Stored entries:
[START]
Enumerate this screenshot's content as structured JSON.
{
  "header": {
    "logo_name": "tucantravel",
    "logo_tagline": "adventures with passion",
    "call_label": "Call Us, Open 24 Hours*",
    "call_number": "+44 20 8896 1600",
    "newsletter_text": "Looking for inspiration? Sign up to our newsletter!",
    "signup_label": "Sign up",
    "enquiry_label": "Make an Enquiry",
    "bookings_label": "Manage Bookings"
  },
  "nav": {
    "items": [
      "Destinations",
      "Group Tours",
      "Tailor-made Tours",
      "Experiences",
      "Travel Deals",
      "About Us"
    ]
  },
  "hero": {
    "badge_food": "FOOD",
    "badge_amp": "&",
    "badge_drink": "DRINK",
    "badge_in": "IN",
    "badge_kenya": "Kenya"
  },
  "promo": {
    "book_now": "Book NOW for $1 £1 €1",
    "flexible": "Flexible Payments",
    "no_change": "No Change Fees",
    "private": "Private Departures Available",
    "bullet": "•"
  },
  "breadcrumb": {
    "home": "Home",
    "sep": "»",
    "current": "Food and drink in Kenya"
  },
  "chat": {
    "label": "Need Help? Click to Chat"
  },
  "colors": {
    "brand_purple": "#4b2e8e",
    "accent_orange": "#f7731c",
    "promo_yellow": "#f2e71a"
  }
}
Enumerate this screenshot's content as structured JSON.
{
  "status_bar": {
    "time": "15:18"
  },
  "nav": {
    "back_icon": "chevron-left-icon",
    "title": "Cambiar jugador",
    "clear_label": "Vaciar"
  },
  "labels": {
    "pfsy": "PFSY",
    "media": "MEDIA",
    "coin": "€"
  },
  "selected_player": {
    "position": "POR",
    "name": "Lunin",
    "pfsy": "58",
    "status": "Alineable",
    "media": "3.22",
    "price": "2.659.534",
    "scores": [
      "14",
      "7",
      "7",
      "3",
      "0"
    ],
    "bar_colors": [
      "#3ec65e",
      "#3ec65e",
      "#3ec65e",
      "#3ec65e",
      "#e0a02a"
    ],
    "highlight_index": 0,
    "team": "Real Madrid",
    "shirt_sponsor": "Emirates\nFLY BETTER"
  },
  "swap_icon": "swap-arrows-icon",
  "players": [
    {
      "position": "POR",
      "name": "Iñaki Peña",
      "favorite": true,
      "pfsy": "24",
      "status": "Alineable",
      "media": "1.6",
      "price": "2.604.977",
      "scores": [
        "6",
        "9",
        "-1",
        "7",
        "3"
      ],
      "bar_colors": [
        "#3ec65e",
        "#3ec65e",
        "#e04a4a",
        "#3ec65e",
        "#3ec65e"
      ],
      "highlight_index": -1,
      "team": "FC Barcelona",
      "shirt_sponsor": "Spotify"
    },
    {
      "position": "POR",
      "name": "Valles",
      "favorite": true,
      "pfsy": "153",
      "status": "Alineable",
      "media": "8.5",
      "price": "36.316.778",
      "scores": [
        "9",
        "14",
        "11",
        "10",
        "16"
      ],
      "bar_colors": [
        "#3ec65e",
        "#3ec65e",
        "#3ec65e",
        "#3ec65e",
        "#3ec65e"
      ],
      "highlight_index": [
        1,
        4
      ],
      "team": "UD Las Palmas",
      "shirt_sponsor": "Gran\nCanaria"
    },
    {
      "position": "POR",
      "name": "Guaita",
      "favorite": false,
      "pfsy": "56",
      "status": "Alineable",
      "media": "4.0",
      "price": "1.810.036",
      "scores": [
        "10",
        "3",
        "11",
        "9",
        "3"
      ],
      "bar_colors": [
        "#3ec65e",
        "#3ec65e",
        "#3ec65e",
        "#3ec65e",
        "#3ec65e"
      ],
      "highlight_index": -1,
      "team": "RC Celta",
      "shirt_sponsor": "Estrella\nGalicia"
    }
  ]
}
[END]
Written instruction >> Show each line in the entries that holds the string "team".

Correct response >>
    "team": "Real Madrid",
      "team": "FC Barcelona",
      "team": "UD Las Palmas",
      "team": "RC Celta",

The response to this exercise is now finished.